Rewrite the lines from the first one through the line containing "echo-cell <box>88 808 94 812</box>", replacing "colorbar-swatch" with "legend-swatch" and changing nothing else.

Spatial annotation lines:
## Begin

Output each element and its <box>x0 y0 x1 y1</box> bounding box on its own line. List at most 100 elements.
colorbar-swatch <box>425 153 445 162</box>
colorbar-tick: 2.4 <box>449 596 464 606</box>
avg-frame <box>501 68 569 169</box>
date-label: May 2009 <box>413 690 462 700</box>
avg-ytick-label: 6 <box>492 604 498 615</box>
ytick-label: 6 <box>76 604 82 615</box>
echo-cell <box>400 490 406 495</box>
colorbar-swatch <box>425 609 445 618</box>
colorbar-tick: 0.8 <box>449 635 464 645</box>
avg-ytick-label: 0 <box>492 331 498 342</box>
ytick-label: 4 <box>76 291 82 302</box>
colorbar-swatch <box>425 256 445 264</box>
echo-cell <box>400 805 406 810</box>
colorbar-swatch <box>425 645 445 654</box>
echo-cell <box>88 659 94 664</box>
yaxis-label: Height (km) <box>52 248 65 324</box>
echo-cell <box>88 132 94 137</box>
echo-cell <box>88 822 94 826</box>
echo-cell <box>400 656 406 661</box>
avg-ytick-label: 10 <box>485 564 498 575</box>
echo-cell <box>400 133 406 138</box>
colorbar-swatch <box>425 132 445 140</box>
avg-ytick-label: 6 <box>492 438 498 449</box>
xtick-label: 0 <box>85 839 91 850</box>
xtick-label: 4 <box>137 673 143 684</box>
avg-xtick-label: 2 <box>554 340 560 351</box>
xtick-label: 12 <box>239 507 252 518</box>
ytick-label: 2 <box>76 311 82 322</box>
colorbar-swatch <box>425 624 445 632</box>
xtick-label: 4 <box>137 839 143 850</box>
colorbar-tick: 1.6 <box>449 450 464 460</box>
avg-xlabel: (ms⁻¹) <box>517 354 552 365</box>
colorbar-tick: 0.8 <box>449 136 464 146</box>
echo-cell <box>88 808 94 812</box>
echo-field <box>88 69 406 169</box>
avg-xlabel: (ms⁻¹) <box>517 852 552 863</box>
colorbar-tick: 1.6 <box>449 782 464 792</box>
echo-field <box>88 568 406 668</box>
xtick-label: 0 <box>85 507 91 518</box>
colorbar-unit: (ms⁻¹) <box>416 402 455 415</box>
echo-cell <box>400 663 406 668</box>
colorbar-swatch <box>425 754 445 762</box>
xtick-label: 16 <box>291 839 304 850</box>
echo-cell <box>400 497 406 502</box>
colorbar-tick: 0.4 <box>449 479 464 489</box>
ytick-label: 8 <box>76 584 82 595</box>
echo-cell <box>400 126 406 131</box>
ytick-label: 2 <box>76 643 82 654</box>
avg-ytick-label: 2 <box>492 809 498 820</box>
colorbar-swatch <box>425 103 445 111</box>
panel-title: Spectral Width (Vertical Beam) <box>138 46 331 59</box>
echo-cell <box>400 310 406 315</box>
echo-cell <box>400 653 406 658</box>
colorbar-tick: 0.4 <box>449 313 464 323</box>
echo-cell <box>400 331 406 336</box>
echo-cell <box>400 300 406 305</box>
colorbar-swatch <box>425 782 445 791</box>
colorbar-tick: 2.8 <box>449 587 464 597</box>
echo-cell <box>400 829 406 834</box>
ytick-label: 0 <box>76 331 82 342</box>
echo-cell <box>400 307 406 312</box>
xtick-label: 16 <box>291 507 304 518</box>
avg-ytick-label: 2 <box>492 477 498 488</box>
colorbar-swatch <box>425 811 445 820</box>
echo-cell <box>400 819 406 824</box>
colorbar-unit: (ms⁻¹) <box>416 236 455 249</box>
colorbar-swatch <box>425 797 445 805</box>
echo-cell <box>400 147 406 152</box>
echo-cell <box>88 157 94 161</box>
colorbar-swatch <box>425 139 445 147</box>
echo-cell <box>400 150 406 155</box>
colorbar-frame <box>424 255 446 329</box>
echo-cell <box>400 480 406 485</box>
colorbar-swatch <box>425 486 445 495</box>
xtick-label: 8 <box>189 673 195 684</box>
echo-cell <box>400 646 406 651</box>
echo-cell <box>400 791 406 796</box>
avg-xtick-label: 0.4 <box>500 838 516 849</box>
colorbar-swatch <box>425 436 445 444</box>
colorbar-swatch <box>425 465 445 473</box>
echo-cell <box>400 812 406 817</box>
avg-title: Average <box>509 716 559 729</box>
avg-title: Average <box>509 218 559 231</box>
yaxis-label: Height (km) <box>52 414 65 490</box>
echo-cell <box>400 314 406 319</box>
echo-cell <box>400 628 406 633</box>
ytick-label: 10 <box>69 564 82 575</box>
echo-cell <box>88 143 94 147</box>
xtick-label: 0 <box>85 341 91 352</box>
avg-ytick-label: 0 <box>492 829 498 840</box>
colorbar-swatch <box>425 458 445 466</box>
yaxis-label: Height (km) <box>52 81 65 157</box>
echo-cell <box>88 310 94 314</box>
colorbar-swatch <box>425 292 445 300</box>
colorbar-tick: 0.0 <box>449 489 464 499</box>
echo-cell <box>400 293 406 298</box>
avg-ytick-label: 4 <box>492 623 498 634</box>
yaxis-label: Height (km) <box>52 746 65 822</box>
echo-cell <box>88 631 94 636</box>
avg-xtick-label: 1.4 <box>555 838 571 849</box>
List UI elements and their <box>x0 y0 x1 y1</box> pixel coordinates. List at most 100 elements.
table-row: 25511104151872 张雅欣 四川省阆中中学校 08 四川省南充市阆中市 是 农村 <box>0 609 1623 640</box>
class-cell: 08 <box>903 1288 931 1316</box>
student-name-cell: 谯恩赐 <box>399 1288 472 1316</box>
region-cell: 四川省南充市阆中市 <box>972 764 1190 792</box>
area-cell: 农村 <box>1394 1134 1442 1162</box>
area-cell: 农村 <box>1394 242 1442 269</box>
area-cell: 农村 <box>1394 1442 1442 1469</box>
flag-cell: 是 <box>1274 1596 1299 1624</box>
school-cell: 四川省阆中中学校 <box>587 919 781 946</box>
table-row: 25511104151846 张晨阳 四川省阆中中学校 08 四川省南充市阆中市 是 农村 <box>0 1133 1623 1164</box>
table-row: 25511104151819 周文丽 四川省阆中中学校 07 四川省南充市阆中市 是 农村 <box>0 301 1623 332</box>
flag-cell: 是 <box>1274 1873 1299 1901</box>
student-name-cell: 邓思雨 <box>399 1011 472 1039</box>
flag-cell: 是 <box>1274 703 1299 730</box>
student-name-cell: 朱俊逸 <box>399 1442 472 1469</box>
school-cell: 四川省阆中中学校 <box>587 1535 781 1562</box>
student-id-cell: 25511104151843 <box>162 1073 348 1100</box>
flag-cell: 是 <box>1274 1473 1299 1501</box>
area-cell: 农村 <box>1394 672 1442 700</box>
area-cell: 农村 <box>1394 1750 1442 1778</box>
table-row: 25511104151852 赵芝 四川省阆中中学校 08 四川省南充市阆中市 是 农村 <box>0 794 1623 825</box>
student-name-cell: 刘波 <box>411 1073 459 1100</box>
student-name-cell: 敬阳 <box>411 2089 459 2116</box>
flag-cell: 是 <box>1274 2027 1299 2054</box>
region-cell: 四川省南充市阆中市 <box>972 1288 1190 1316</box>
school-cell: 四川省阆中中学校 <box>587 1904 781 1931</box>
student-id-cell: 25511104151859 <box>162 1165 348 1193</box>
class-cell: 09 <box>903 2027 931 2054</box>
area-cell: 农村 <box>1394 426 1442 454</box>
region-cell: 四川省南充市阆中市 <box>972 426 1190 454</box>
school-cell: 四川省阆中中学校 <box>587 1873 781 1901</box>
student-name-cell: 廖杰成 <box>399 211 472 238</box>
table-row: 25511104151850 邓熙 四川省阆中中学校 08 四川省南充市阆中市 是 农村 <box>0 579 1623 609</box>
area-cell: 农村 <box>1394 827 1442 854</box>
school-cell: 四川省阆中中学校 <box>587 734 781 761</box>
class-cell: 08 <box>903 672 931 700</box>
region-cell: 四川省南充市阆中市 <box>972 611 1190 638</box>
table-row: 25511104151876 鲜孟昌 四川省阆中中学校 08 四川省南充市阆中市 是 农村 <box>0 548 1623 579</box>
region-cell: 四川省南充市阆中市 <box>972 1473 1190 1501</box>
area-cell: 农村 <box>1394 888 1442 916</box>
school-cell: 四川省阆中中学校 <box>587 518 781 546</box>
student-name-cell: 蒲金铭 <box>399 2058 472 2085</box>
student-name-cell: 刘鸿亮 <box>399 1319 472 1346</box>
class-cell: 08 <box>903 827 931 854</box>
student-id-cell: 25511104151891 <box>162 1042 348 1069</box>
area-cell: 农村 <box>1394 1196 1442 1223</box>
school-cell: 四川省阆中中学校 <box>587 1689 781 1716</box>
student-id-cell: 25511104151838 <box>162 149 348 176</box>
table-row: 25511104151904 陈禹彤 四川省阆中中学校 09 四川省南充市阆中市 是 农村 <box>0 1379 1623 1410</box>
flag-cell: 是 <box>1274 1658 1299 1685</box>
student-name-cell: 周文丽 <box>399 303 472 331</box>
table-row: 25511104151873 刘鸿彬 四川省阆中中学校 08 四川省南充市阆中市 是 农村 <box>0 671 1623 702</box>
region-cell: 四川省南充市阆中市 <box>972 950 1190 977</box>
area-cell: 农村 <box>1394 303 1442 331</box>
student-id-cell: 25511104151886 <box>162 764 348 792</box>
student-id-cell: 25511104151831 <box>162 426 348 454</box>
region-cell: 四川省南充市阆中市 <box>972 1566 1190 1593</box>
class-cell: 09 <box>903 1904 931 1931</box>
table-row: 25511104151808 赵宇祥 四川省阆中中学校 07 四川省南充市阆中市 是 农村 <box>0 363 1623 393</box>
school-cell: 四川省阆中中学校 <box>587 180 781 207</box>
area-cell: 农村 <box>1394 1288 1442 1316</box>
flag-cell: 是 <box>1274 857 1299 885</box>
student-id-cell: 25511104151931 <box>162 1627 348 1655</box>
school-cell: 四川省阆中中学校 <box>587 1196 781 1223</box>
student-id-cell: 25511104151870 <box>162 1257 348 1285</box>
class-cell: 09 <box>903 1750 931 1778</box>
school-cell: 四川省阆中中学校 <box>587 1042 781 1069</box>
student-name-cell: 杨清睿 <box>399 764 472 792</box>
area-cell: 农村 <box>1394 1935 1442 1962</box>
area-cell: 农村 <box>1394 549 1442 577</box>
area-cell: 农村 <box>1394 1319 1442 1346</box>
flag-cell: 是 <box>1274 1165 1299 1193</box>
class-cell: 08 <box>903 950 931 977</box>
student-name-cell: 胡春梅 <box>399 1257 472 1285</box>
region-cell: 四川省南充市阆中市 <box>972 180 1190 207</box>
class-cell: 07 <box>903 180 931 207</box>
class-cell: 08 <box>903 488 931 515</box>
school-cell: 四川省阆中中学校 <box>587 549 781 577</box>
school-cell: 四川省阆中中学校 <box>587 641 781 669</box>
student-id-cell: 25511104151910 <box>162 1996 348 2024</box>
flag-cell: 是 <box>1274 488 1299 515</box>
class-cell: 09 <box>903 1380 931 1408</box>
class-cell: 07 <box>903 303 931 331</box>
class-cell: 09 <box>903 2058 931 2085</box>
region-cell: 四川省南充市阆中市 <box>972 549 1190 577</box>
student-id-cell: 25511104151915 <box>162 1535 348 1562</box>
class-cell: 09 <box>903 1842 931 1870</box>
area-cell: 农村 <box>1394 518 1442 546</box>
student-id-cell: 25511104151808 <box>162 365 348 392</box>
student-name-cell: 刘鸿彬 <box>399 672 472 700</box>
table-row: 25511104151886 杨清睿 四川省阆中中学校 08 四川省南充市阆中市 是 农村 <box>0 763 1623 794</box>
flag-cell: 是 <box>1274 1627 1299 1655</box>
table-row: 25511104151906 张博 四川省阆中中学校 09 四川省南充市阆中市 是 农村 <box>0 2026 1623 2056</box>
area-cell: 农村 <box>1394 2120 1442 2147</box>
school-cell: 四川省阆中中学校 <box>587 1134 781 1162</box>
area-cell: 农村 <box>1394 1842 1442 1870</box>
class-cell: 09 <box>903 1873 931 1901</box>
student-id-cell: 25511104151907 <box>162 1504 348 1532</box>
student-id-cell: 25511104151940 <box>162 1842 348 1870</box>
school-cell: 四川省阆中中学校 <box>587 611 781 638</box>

## End

IN RESPONSE:
Output each element and its <box>x0 y0 x1 y1</box> bounding box on its own line. List at most 100 elements.
legend-swatch <box>425 153 445 162</box>
colorbar-tick: 2.4 <box>449 596 464 606</box>
avg-frame <box>501 68 569 169</box>
date-label: May 2009 <box>413 690 462 700</box>
avg-ytick-label: 6 <box>492 604 498 615</box>
ytick-label: 6 <box>76 604 82 615</box>
echo-cell <box>400 490 406 495</box>
legend-swatch <box>425 609 445 618</box>
colorbar-tick: 0.8 <box>449 635 464 645</box>
avg-ytick-label: 0 <box>492 331 498 342</box>
ytick-label: 4 <box>76 291 82 302</box>
legend-swatch <box>425 256 445 264</box>
echo-cell <box>400 805 406 810</box>
legend-swatch <box>425 645 445 654</box>
echo-cell <box>88 659 94 664</box>
yaxis-label: Height (km) <box>52 248 65 324</box>
echo-cell <box>88 132 94 137</box>
echo-cell <box>88 822 94 826</box>
echo-cell <box>400 656 406 661</box>
avg-ytick-label: 10 <box>485 564 498 575</box>
echo-cell <box>400 133 406 138</box>
legend-swatch <box>425 132 445 140</box>
avg-ytick-label: 6 <box>492 438 498 449</box>
xtick-label: 0 <box>85 839 91 850</box>
xtick-label: 4 <box>137 673 143 684</box>
avg-xtick-label: 2 <box>554 340 560 351</box>
xtick-label: 12 <box>239 507 252 518</box>
ytick-label: 2 <box>76 311 82 322</box>
legend-swatch <box>425 624 445 632</box>
xtick-label: 4 <box>137 839 143 850</box>
colorbar-tick: 1.6 <box>449 450 464 460</box>
avg-xlabel: (ms⁻¹) <box>517 354 552 365</box>
colorbar-tick: 0.8 <box>449 136 464 146</box>
echo-cell <box>88 808 94 812</box>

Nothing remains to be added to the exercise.